# [Task details]
Output the material beneath exactly, leaving nothing out.

# [Records to process]
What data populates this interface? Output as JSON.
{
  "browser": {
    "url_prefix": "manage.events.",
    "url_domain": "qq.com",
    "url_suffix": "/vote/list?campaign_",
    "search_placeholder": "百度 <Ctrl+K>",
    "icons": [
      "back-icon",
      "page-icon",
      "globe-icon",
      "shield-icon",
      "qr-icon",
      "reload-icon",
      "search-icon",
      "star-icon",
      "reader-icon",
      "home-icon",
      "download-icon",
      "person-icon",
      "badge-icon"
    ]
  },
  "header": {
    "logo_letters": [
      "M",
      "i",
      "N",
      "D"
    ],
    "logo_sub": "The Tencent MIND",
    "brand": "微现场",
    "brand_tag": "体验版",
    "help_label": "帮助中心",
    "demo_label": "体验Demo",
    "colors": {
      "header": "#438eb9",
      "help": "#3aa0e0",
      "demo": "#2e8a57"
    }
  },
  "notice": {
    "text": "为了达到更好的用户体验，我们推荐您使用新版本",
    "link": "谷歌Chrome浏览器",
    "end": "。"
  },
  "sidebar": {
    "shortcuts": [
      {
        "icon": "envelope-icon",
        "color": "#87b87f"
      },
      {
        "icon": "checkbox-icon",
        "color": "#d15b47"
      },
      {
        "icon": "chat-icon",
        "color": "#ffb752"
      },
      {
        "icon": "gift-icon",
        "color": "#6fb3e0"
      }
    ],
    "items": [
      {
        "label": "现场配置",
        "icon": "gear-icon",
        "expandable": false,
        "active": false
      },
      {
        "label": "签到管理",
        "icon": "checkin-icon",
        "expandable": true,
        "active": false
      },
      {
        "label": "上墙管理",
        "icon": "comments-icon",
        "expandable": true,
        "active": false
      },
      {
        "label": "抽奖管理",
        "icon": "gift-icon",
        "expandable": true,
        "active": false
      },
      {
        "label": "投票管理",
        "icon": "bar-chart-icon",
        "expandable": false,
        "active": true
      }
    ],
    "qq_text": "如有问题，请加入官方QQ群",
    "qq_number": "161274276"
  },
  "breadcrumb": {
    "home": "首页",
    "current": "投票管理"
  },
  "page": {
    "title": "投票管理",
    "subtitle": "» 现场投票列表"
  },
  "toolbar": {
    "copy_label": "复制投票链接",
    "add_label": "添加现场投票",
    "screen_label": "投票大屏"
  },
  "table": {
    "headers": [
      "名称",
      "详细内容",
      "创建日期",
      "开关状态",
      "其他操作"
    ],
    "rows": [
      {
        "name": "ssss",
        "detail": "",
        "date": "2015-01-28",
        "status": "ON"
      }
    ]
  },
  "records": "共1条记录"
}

# [Written answer]
What data populates this interface? Output as JSON.
{
  "browser": {
    "url_prefix": "manage.events.",
    "url_domain": "qq.com",
    "url_suffix": "/vote/list?campaign_",
    "search_placeholder": "百度 <Ctrl+K>",
    "icons": [
      "back-icon",
      "page-icon",
      "globe-icon",
      "shield-icon",
      "qr-icon",
      "reload-icon",
      "search-icon",
      "star-icon",
      "reader-icon",
      "home-icon",
      "download-icon",
      "person-icon",
      "badge-icon"
    ]
  },
  "header": {
    "logo_letters": [
      "M",
      "i",
      "N",
      "D"
    ],
    "logo_sub": "The Tencent MIND",
    "brand": "微现场",
    "brand_tag": "体验版",
    "help_label": "帮助中心",
    "demo_label": "体验Demo",
    "colors": {
      "header": "#438eb9",
      "help": "#3aa0e0",
      "demo": "#2e8a57"
    }
  },
  "notice": {
    "text": "为了达到更好的用户体验，我们推荐您使用新版本",
    "link": "谷歌Chrome浏览器",
    "end": "。"
  },
  "sidebar": {
    "shortcuts": [
      {
        "icon": "envelope-icon",
        "color": "#87b87f"
      },
      {
        "icon": "checkbox-icon",
        "color": "#d15b47"
      },
      {
        "icon": "chat-icon",
        "color": "#ffb752"
      },
      {
        "icon": "gift-icon",
        "color": "#6fb3e0"
      }
    ],
    "items": [
      {
        "label": "现场配置",
        "icon": "gear-icon",
        "expandable": false,
        "active": false
      },
      {
        "label": "签到管理",
        "icon": "checkin-icon",
        "expandable": true,
        "active": false
      },
      {
        "label": "上墙管理",
        "icon": "comments-icon",
        "expandable": true,
        "active": false
      },
      {
        "label": "抽奖管理",
        "icon": "gift-icon",
        "expandable": true,
        "active": false
      },
      {
        "label": "投票管理",
        "icon": "bar-chart-icon",
        "expandable": false,
        "active": true
      }
    ],
    "qq_text": "如有问题，请加入官方QQ群",
    "qq_number": "161274276"
  },
  "breadcrumb": {
    "home": "首页",
    "current": "投票管理"
  },
  "page": {
    "title": "投票管理",
    "subtitle": "» 现场投票列表"
  },
  "toolbar": {
    "copy_label": "复制投票链接",
    "add_label": "添加现场投票",
    "screen_label": "投票大屏"
  },
  "table": {
    "headers": [
      "名称",
      "详细内容",
      "创建日期",
      "开关状态",
      "其他操作"
    ],
    "rows": [
      {
        "name": "ssss",
        "detail": "",
        "date": "2015-01-28",
        "status": "ON"
      }
    ]
  },
  "records": "共1条记录"
}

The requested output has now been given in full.